What you have to do
Repeat the records below word for word, but start at the line that contains "Read this page and output its text content.", stop after the last line, and include nothing else.

** start Provided material **

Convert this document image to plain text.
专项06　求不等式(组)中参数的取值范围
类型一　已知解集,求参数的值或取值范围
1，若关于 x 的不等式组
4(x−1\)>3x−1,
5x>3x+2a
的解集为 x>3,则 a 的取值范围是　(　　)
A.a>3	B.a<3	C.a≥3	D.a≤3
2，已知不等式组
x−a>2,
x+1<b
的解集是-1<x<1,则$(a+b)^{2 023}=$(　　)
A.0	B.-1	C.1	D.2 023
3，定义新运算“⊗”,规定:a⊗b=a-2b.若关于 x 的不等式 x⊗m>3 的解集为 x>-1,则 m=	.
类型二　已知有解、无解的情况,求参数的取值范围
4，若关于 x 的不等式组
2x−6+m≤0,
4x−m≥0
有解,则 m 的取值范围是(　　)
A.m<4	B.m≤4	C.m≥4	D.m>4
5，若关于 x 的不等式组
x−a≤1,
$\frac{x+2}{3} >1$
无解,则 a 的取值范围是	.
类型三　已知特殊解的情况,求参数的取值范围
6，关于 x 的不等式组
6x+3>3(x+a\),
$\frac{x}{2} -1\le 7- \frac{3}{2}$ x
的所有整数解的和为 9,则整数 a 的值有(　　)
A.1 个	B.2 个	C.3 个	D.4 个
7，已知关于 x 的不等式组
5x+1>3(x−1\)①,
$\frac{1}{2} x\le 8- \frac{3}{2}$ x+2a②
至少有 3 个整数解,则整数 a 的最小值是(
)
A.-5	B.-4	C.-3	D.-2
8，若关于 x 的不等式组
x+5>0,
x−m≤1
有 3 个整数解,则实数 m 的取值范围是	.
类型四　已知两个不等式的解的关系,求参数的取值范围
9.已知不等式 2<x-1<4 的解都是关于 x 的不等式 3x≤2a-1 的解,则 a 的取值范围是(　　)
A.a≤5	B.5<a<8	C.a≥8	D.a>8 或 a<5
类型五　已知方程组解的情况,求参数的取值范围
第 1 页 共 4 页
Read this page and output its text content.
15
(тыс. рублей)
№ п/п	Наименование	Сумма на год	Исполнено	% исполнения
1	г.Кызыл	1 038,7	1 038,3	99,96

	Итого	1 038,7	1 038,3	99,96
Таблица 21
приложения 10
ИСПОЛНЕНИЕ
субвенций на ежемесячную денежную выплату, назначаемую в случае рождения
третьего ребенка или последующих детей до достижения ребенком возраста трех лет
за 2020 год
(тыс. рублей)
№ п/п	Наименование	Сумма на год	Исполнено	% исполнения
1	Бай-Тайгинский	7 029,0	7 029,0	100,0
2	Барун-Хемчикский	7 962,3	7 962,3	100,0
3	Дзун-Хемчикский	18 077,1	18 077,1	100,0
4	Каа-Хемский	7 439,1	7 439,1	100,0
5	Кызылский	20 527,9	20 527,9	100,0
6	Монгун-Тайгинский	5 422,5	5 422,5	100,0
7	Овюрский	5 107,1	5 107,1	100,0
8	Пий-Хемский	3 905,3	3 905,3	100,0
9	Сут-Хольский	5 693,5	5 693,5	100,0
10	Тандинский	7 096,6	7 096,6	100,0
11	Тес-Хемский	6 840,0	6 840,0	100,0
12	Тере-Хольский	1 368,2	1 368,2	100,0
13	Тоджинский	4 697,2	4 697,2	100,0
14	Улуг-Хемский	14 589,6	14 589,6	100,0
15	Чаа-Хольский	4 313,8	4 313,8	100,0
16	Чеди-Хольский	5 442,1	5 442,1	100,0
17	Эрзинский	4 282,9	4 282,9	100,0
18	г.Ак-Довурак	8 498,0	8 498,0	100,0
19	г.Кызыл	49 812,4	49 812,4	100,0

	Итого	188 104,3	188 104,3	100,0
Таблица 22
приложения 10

** end Provided material **

Final result
Read this page and output its text content.
15
(тыс. рублей)
№ п/п	Наименование	Сумма на год	Исполнено	% исполнения
1	г.Кызыл	1 038,7	1 038,3	99,96

	Итого	1 038,7	1 038,3	99,96
Таблица 21
приложения 10
ИСПОЛНЕНИЕ
субвенций на ежемесячную денежную выплату, назначаемую в случае рождения
третьего ребенка или последующих детей до достижения ребенком возраста трех лет
за 2020 год
(тыс. рублей)
№ п/п	Наименование	Сумма на год	Исполнено	% исполнения
1	Бай-Тайгинский	7 029,0	7 029,0	100,0
2	Барун-Хемчикский	7 962,3	7 962,3	100,0
3	Дзун-Хемчикский	18 077,1	18 077,1	100,0
4	Каа-Хемский	7 439,1	7 439,1	100,0
5	Кызылский	20 527,9	20 527,9	100,0
6	Монгун-Тайгинский	5 422,5	5 422,5	100,0
7	Овюрский	5 107,1	5 107,1	100,0
8	Пий-Хемский	3 905,3	3 905,3	100,0
9	Сут-Хольский	5 693,5	5 693,5	100,0
10	Тандинский	7 096,6	7 096,6	100,0
11	Тес-Хемский	6 840,0	6 840,0	100,0
12	Тере-Хольский	1 368,2	1 368,2	100,0
13	Тоджинский	4 697,2	4 697,2	100,0
14	Улуг-Хемский	14 589,6	14 589,6	100,0
15	Чаа-Хольский	4 313,8	4 313,8	100,0
16	Чеди-Хольский	5 442,1	5 442,1	100,0
17	Эрзинский	4 282,9	4 282,9	100,0
18	г.Ак-Довурак	8 498,0	8 498,0	100,0
19	г.Кызыл	49 812,4	49 812,4	100,0

	Итого	188 104,3	188 104,3	100,0
Таблица 22
приложения 10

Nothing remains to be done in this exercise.